== STORED RECORDS ==

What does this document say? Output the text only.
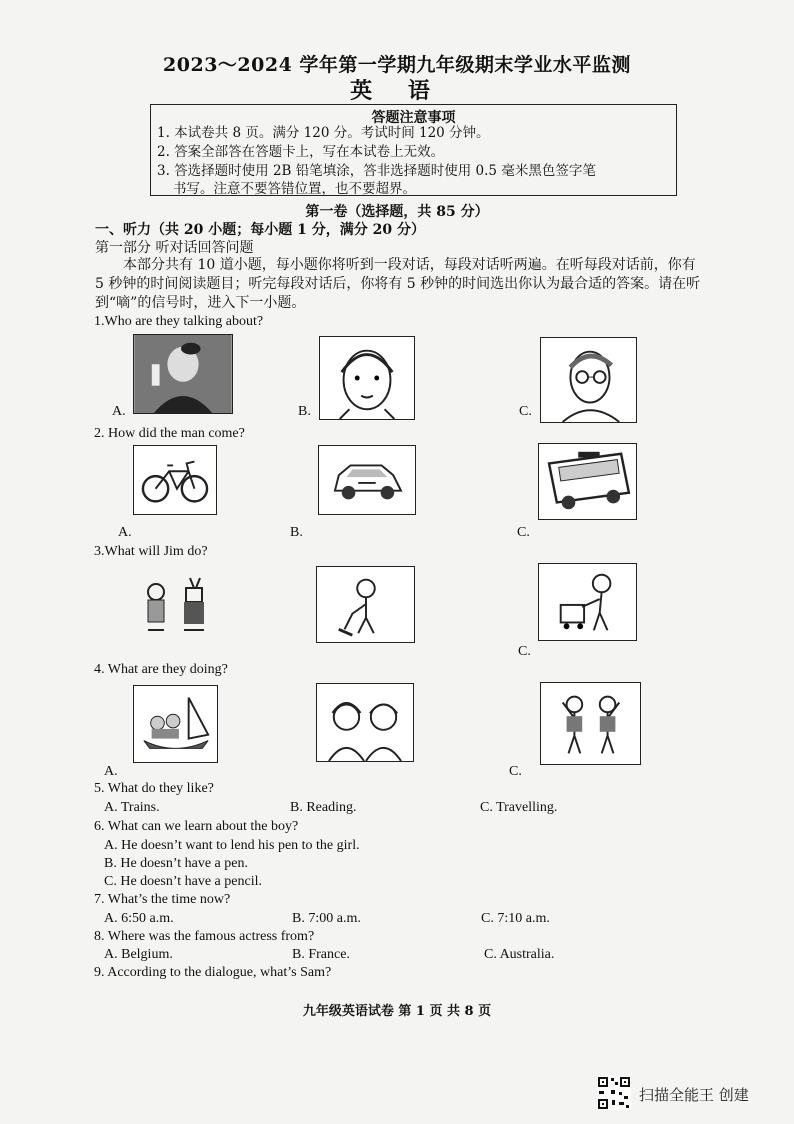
2023～2024 学年第一学期九年级期末学业水平监测
英 语
答题注意事项
1. 本试卷共 8 页。满分 120 分。考试时间 120 分钟。
2. 答案全部答在答题卡上，写在本试卷上无效。
3. 答选择题时使用 2B 铅笔填涂，答非选择题时使用 0.5 毫米黑色签字笔
书写。注意不要答错位置，也不要超界。
第一卷（选择题，共 85 分）
一、听力（共 20 小题；每小题 1 分，满分 20 分）
第一部分 听对话回答问题
本部分共有 10 道小题，每小题你将听到一段对话，每段对话听两遍。在听每段对话前，你有 5 秒钟的时间阅读题目；听完每段对话后，你将有 5 秒钟的时间选出你认为最合适的答案。请在听到“嘀”的信号时，进入下一小题。
1.Who are they talking about?
A.	B.	C.
2. How did the man come?
A.	B.	C.
3.What will Jim do?
C.
4. What are they doing?
A.	C.
5. What do they like?
A. Trains.	B. Reading.	C. Travelling.
6. What can we learn about the boy?
A. He doesn’t want to lend his pen to the girl.
B. He doesn’t have a pen.
C. He doesn’t have a pencil.
7. What’s the time now?
A. 6:50 a.m.	B. 7:00 a.m.	C. 7:10 a.m.
8. Where was the famous actress from?
A. Belgium.	B. France.	C. Australia.
9. According to the dialogue, what’s Sam?
九年级英语试卷 第 1 页 共 8 页
扫描全能王 创建
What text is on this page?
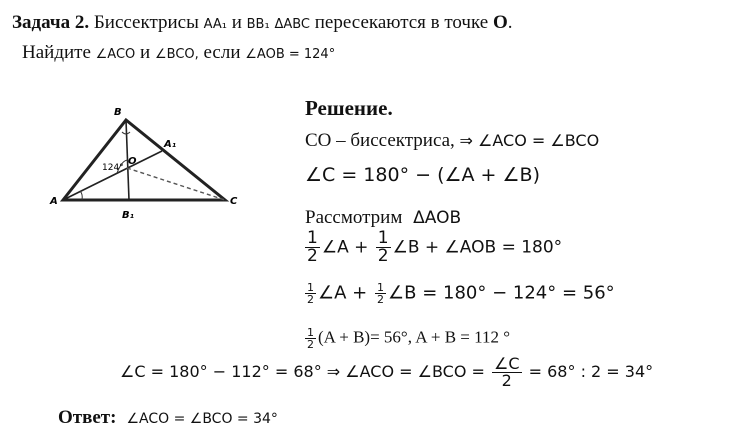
Задача 2. Биссектрисы AA₁ и BB₁ ΔABC пересекаются в точке O.
Найдите ∠ACO и ∠BCO, если ∠AOB = 124°
B
A₁
124°
O
A	C
B₁
Решение.
CO – биссектриса, ⇒ ∠ACO = ∠BCO
∠C = 180° − (∠A + ∠B)
Рассмотрим ΔAOB
$\frac{1}{2}$ ∠A + $\frac{1}{2}$ ∠B + ∠AOB = 180°
$\frac{1}{2}$ ∠A + $\frac{1}{2}$ ∠B = 180° − 124° = 56°
$\frac{1}{2} (A + B)= 56^\circ$, A + B = 112 °
∠C = 180° − 112° = 68° ⇒ ∠ACO = ∠BCO = $\frac{\angle C}{2} = 68^\circ$ : 2 = 34°
Ответ: ∠ACO = ∠BCO = 34°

===

* **WHAT IS NEEDED**
Out of the material above, gather each line where "this" appears.

* **REPLY TO THE EXERCISE**
What does this document say? Output the text only.
What text is on this page?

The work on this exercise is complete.